-- Start Dataset entries --

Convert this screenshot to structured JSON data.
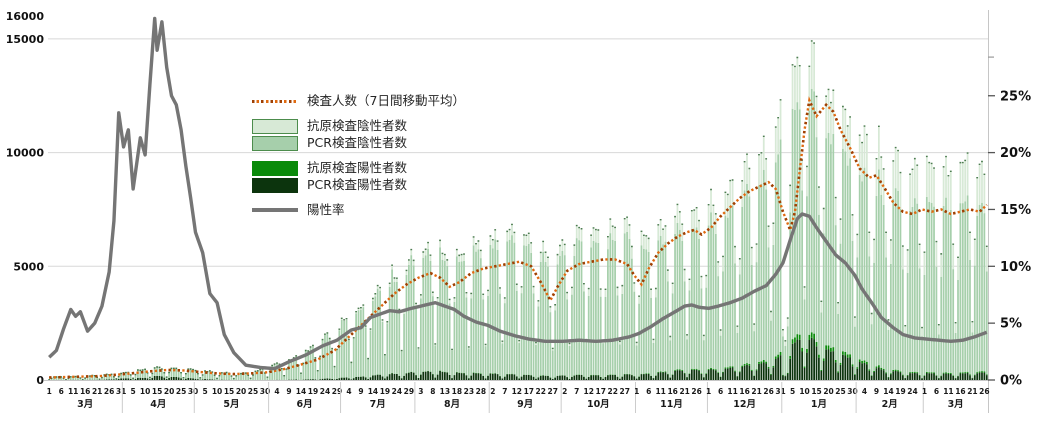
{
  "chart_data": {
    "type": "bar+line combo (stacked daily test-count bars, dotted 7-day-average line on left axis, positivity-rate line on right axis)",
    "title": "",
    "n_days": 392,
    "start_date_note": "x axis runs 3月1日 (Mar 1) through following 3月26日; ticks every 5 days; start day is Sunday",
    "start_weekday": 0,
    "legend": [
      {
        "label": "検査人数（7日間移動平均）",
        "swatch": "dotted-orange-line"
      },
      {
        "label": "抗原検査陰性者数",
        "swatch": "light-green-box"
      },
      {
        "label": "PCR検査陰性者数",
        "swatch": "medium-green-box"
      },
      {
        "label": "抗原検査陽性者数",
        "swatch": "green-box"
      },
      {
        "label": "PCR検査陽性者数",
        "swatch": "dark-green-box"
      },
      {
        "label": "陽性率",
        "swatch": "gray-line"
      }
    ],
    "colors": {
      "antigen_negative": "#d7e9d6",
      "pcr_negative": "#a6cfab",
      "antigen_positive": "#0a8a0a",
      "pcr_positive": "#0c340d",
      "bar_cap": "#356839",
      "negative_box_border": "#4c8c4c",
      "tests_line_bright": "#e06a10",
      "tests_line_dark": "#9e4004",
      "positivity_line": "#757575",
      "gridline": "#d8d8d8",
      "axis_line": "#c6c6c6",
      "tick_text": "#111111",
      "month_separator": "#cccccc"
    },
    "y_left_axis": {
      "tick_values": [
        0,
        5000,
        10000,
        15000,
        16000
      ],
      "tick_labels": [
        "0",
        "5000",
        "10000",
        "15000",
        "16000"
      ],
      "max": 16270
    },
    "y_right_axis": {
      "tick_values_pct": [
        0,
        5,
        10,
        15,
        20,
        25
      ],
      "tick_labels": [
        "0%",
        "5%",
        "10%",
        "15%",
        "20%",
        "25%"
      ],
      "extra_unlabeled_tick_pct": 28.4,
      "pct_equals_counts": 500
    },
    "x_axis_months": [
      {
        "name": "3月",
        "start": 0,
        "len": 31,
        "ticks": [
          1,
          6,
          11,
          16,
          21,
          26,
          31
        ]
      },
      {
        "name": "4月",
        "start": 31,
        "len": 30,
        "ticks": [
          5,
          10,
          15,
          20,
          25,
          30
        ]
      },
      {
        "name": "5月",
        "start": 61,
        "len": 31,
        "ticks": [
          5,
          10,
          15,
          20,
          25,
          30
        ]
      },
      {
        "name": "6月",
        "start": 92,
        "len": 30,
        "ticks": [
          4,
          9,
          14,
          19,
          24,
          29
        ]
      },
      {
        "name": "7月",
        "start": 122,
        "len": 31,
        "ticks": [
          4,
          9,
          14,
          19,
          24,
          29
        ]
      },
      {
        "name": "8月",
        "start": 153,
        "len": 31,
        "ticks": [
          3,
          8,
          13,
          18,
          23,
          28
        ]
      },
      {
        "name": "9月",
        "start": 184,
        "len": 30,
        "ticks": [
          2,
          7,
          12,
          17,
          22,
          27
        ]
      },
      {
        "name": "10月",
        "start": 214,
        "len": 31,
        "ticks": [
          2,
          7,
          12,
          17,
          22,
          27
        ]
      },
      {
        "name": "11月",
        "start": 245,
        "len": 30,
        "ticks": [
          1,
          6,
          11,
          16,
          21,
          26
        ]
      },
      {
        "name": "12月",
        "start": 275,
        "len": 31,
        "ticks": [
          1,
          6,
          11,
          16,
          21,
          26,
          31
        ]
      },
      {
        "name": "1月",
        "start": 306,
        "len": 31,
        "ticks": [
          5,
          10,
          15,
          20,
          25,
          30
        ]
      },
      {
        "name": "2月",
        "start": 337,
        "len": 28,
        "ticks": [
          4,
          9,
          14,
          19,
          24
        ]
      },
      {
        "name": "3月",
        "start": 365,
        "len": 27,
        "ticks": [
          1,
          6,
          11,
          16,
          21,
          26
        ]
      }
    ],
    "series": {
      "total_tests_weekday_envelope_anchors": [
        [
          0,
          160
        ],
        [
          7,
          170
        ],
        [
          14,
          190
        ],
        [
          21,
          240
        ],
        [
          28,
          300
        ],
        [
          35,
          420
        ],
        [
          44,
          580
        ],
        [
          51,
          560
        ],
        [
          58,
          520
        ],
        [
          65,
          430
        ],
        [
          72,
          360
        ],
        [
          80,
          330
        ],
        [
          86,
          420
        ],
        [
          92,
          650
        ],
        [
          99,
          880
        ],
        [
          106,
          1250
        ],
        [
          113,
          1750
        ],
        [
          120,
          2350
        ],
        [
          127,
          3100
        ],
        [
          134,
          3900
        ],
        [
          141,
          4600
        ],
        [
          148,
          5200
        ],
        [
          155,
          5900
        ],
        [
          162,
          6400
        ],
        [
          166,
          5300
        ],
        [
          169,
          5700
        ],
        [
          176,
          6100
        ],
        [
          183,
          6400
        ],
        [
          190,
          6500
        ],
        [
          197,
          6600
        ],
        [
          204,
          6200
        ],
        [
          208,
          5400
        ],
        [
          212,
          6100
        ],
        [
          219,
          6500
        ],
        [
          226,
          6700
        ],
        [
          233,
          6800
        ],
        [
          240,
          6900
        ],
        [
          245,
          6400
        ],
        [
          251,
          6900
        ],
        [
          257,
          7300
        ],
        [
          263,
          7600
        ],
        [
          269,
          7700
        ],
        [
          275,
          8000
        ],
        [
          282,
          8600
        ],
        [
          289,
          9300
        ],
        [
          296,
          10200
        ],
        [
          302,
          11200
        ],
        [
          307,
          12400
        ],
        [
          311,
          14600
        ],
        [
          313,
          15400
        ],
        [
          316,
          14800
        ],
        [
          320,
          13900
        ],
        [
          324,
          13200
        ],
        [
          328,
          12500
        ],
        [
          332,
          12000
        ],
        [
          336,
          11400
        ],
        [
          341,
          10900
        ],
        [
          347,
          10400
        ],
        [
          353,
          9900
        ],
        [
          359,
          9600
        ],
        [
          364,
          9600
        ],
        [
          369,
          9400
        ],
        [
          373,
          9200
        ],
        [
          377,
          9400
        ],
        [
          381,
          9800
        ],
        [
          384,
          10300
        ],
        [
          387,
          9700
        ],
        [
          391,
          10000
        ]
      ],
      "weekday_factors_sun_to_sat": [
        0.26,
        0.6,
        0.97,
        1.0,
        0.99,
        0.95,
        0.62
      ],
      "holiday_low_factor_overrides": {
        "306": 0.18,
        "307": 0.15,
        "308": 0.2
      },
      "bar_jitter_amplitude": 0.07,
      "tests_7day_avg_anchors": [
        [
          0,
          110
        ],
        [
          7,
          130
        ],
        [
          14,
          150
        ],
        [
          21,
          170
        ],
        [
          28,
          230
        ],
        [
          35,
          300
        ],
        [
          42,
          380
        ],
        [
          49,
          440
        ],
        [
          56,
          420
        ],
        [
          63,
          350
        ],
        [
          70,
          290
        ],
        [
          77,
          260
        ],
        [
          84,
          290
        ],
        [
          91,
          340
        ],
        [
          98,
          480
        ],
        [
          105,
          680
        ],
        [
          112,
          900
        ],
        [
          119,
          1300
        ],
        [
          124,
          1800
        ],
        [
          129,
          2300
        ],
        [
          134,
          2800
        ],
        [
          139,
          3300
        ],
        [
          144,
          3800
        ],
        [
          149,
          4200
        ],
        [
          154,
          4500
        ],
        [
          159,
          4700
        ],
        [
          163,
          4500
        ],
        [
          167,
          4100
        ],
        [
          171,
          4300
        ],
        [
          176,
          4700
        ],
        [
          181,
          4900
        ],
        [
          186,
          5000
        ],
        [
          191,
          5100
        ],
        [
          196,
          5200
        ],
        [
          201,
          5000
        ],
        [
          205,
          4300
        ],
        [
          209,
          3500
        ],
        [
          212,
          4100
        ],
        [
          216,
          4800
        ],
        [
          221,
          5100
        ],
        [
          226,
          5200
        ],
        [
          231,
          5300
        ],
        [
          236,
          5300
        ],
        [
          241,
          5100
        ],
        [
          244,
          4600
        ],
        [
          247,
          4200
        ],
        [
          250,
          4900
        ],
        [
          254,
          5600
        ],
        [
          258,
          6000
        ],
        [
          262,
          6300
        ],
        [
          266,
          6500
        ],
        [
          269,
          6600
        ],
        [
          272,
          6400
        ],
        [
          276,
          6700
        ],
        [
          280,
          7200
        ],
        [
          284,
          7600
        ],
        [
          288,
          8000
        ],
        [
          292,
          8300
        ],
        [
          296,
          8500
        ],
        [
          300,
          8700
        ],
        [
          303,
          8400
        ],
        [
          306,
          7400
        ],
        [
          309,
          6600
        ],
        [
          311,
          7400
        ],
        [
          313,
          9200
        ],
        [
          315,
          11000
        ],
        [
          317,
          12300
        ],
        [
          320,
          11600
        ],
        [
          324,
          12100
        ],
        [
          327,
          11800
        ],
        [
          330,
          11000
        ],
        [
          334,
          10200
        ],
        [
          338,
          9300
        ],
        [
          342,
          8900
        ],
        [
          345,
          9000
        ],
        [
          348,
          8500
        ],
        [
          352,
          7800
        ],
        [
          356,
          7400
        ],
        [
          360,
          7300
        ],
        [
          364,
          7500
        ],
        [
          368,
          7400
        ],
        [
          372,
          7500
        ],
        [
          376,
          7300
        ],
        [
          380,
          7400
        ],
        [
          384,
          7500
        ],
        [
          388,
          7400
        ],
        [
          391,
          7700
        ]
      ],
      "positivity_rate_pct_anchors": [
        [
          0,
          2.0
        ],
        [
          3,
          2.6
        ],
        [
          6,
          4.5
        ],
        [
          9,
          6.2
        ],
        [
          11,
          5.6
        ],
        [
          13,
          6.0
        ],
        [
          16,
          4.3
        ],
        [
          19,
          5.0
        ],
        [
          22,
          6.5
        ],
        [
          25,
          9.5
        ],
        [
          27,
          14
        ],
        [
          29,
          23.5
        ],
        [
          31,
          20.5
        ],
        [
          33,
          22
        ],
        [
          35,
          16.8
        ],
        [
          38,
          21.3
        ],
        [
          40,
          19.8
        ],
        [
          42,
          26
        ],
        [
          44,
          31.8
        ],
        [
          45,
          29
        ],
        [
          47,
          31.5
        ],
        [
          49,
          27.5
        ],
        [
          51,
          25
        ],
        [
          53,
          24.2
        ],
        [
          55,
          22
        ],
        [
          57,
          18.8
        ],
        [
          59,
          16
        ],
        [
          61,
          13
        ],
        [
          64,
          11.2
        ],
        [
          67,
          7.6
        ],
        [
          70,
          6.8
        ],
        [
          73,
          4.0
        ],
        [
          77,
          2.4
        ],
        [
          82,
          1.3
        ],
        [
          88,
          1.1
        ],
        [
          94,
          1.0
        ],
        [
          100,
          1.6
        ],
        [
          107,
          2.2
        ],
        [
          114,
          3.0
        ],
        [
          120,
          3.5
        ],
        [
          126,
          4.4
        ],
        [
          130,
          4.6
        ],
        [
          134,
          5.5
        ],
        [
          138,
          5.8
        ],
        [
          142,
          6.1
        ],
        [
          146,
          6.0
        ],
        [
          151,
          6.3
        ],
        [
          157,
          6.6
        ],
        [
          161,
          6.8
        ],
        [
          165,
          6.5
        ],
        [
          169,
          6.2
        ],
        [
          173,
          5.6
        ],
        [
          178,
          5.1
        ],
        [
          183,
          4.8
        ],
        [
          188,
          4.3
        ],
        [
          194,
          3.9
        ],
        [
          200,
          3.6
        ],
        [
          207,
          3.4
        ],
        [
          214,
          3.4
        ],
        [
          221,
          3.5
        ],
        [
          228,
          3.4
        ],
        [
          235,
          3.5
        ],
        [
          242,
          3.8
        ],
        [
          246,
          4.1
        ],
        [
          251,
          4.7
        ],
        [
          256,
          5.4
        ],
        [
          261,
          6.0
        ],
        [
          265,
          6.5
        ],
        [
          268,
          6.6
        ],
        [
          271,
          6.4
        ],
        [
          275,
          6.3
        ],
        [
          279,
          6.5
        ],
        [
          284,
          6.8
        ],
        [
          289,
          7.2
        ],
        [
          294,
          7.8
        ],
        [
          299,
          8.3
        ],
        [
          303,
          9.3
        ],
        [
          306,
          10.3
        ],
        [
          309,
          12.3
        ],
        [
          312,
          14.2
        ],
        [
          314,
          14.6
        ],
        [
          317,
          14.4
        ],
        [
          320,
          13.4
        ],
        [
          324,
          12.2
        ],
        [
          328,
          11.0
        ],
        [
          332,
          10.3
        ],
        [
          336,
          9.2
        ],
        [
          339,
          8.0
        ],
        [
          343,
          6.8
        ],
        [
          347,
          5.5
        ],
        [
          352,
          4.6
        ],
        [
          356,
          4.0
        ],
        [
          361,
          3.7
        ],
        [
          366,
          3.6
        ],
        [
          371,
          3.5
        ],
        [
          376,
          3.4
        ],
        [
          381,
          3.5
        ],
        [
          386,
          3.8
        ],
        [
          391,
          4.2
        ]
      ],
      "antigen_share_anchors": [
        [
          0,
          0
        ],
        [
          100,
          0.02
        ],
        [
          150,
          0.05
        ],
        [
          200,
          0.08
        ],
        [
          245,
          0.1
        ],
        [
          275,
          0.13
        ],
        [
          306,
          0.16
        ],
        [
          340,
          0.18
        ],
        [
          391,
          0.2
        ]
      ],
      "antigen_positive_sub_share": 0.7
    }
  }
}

-- End Dataset entries --

Goal:
Scan the material above. Copy each line that holds the word "dotted".

Task output:
    "type": "bar+line combo (stacked daily test-count bars, dotted 7-day-average line on left axis, positivity-rate line on right axis)",
        "swatch": "dotted-orange-line"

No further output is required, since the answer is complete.